▶ [What needs to be done] Copy out the lines of the records from the one containing "refresh-button[interactable] — [745, 140, 807, 174]" through the one containing "radio-ipv6[interactable] — [9, 480, 25, 496]", including both of those lines.

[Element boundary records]
= = = = = = =
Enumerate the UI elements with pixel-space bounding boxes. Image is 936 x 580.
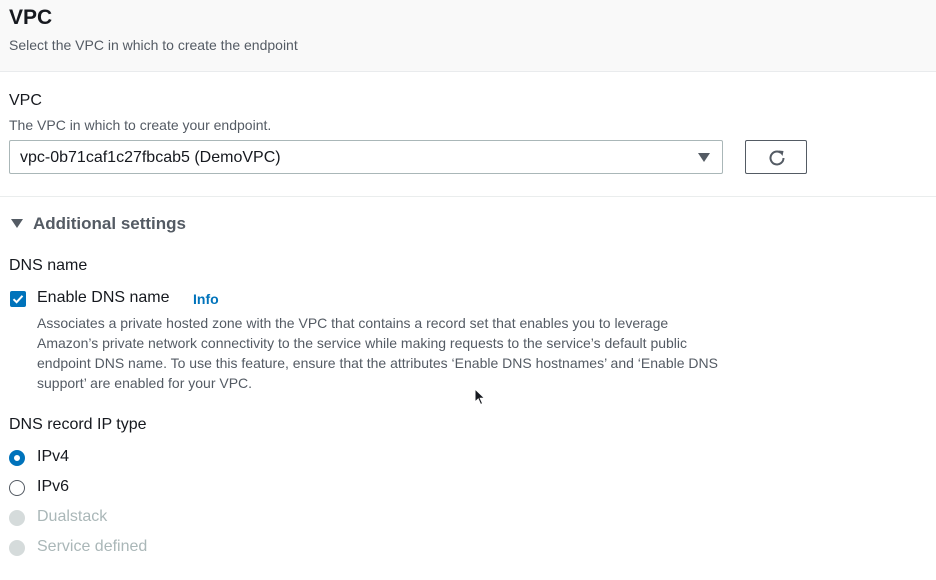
refresh-button[interactable] — [745, 140, 807, 174]
vpc-field-label: VPC — [9, 92, 42, 109]
caret-down-icon — [11, 219, 23, 228]
vpc-field-description: The VPC in which to create your endpoint… — [9, 117, 272, 133]
radio-ipv4[interactable] — [9, 450, 25, 466]
vpc-section-header: VPC Select the VPC in which to create th… — [0, 0, 936, 72]
dns-record-ip-type-label: DNS record IP type — [9, 416, 147, 433]
enable-dns-name-checkbox[interactable] — [10, 291, 26, 307]
radio-ipv6[interactable] — [9, 480, 25, 496]
dns-name-label: DNS name — [9, 257, 88, 274]
radio-dualstack-label: Dualstack — [37, 508, 108, 525]
enable-dns-name-label[interactable]: Enable DNS name — [37, 289, 170, 307]
checkmark-icon — [12, 295, 24, 304]
mouse-cursor-icon — [474, 388, 486, 406]
radio-ipv6-label[interactable]: IPv6 — [37, 478, 69, 496]
radio-ipv4-label[interactable]: IPv4 — [37, 448, 69, 466]
radio-service-defined-label: Service defined — [37, 538, 148, 555]
section-title: VPC — [9, 6, 53, 29]
additional-settings-label: Additional settings — [33, 214, 186, 233]
enable-dns-name-description: Associates a private hosted zone with th… — [37, 315, 718, 391]
radio-service-defined — [9, 540, 25, 556]
info-link[interactable]: Info — [193, 291, 219, 307]
caret-down-icon — [698, 153, 710, 162]
vpc-select[interactable]: vpc-0b71caf1c27fbcab5 (DemoVPC) — [9, 140, 723, 174]
refresh-icon — [769, 150, 785, 166]
section-divider — [0, 196, 936, 197]
vpc-select-value: vpc-0b71caf1c27fbcab5 (DemoVPC) — [20, 149, 281, 166]
section-description: Select the VPC in which to create the en… — [9, 37, 298, 53]
radio-dualstack — [9, 510, 25, 526]
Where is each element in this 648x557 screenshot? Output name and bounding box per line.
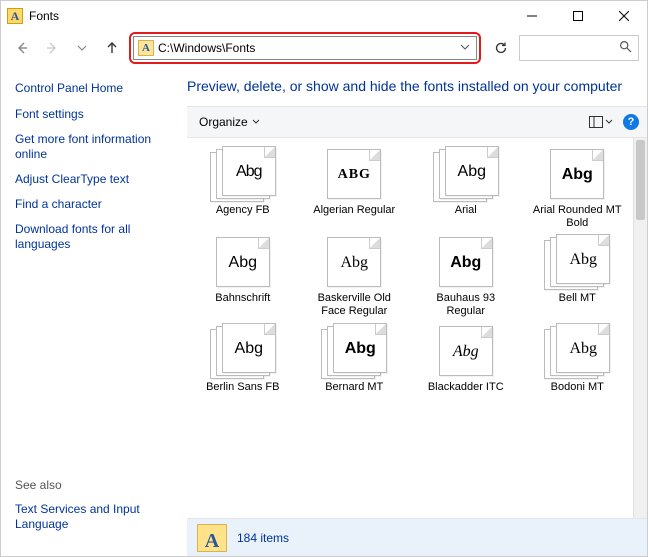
font-thumbnail: Abg — [544, 146, 610, 200]
font-sample: Abg — [235, 338, 263, 358]
font-sample: Abg — [450, 252, 481, 272]
search-icon — [619, 40, 632, 56]
organize-button[interactable]: Organize — [195, 113, 264, 131]
font-thumbnail: Abg — [433, 146, 499, 200]
sidebar-home[interactable]: Control Panel Home — [15, 81, 173, 95]
chevron-down-icon — [252, 118, 260, 126]
toolbar: Organize ? — [187, 106, 647, 138]
help-button[interactable]: ? — [623, 114, 639, 130]
font-thumbnail: Abg — [321, 323, 387, 377]
font-item[interactable]: Abg Blackadder ITC — [414, 323, 518, 407]
body-area: Control Panel Home Font settings Get mor… — [1, 67, 647, 556]
vertical-scrollbar[interactable] — [633, 138, 647, 518]
font-sample: Abg — [458, 161, 486, 181]
font-label: Bahnschrift — [215, 292, 270, 318]
font-sample: Abg — [453, 341, 479, 361]
titlebar: A Fonts — [1, 1, 647, 31]
maximize-button[interactable] — [555, 2, 601, 30]
address-highlight: A — [129, 32, 481, 64]
font-label: Blackadder ITC — [428, 381, 504, 407]
font-sample: Abg — [236, 161, 261, 181]
font-label: Agency FB — [216, 204, 270, 230]
font-label: Arial Rounded MT Bold — [527, 204, 627, 230]
address-dropdown-icon[interactable] — [458, 41, 472, 55]
address-bar[interactable]: A — [133, 36, 477, 60]
scrollbar-thumb[interactable] — [636, 140, 645, 220]
font-item[interactable]: Abg Bernard MT — [302, 323, 406, 407]
font-thumbnail: Abg — [433, 323, 499, 377]
font-thumbnail: Abg — [210, 146, 276, 200]
font-item[interactable]: Abg Agency FB — [191, 146, 295, 230]
sidebar-link-more-info[interactable]: Get more font information online — [15, 132, 173, 162]
window-title: Fonts — [29, 9, 509, 23]
recent-locations-button[interactable] — [69, 34, 95, 62]
sidebar-link-text-services[interactable]: Text Services and Input Language — [15, 502, 173, 532]
font-label: Bauhaus 93 Regular — [416, 292, 516, 318]
font-sample: Abg — [229, 252, 257, 272]
address-wrap: A — [129, 32, 515, 64]
address-input[interactable] — [158, 41, 458, 55]
font-item[interactable]: Abg Bauhaus 93 Regular — [414, 234, 518, 318]
font-thumbnail: Abg — [321, 234, 387, 288]
font-item[interactable]: Abg Baskerville Old Face Regular — [302, 234, 406, 318]
page-heading: Preview, delete, or show and hide the fo… — [187, 67, 647, 106]
font-thumbnail: Abg — [544, 234, 610, 288]
address-folder-icon: A — [138, 40, 154, 56]
font-label: Berlin Sans FB — [206, 381, 279, 407]
sidebar-see-also-head: See also — [15, 478, 173, 492]
sidebar: Control Panel Home Font settings Get mor… — [1, 67, 187, 556]
font-sample: Abg — [569, 338, 597, 358]
font-grid: AbgAgency FBABGAlgerian RegularAbgArialA… — [187, 138, 633, 518]
search-box[interactable] — [519, 35, 639, 61]
font-sample: Abg — [345, 338, 376, 358]
font-item[interactable]: ABG Algerian Regular — [302, 146, 406, 230]
font-sample: Abg — [569, 249, 597, 269]
font-label: Bernard MT — [325, 381, 383, 407]
font-thumbnail: Abg — [210, 234, 276, 288]
font-item[interactable]: Abg Arial — [414, 146, 518, 230]
sidebar-link-find-char[interactable]: Find a character — [15, 197, 173, 212]
refresh-button[interactable] — [487, 34, 515, 62]
font-item[interactable]: Abg Bahnschrift — [191, 234, 295, 318]
sidebar-link-download[interactable]: Download fonts for all languages — [15, 222, 173, 252]
up-button[interactable] — [99, 34, 125, 62]
close-button[interactable] — [601, 2, 647, 30]
font-sample: Abg — [562, 164, 593, 184]
font-sample: ABG — [338, 165, 371, 183]
sidebar-link-font-settings[interactable]: Font settings — [15, 107, 173, 122]
font-label: Bell MT — [559, 292, 596, 318]
main-pane: Preview, delete, or show and hide the fo… — [187, 67, 647, 556]
font-label: Baskerville Old Face Regular — [304, 292, 404, 318]
fonts-folder-icon: A — [197, 524, 227, 552]
status-bar: A 184 items — [187, 518, 647, 556]
font-thumbnail: Abg — [433, 234, 499, 288]
organize-label: Organize — [199, 115, 248, 129]
window-controls — [509, 2, 647, 30]
layout-button[interactable] — [585, 114, 617, 130]
layout-icon — [589, 116, 603, 128]
font-item[interactable]: Abg Bodoni MT — [525, 323, 629, 407]
font-thumbnail: ABG — [321, 146, 387, 200]
status-count: 184 items — [237, 531, 289, 545]
fonts-folder-icon: A — [7, 8, 23, 24]
back-button[interactable] — [9, 34, 35, 62]
forward-button[interactable] — [39, 34, 65, 62]
font-thumbnail: Abg — [210, 323, 276, 377]
grid-wrap: AbgAgency FBABGAlgerian RegularAbgArialA… — [187, 138, 647, 518]
minimize-button[interactable] — [509, 2, 555, 30]
font-label: Algerian Regular — [313, 204, 395, 230]
font-item[interactable]: Abg Bell MT — [525, 234, 629, 318]
font-sample: Abg — [340, 252, 368, 272]
sidebar-link-cleartype[interactable]: Adjust ClearType text — [15, 172, 173, 187]
font-item[interactable]: Abg Arial Rounded MT Bold — [525, 146, 629, 230]
font-label: Arial — [455, 204, 477, 230]
chevron-down-icon — [605, 118, 613, 126]
font-thumbnail: Abg — [544, 323, 610, 377]
font-label: Bodoni MT — [551, 381, 604, 407]
navigation-bar: A — [1, 31, 647, 67]
font-item[interactable]: Abg Berlin Sans FB — [191, 323, 295, 407]
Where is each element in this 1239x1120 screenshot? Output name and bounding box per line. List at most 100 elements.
= = = = = = =
▶ [Result of this task]
refresh-button[interactable] — [745, 140, 807, 174]
vpc-field-label: VPC — [9, 92, 42, 109]
caret-down-icon — [11, 219, 23, 228]
vpc-field-description: The VPC in which to create your endpoint… — [9, 117, 272, 133]
radio-ipv4[interactable] — [9, 450, 25, 466]
vpc-section-header: VPC Select the VPC in which to create th… — [0, 0, 936, 72]
dns-record-ip-type-label: DNS record IP type — [9, 416, 147, 433]
enable-dns-name-checkbox[interactable] — [10, 291, 26, 307]
radio-ipv6[interactable] — [9, 480, 25, 496]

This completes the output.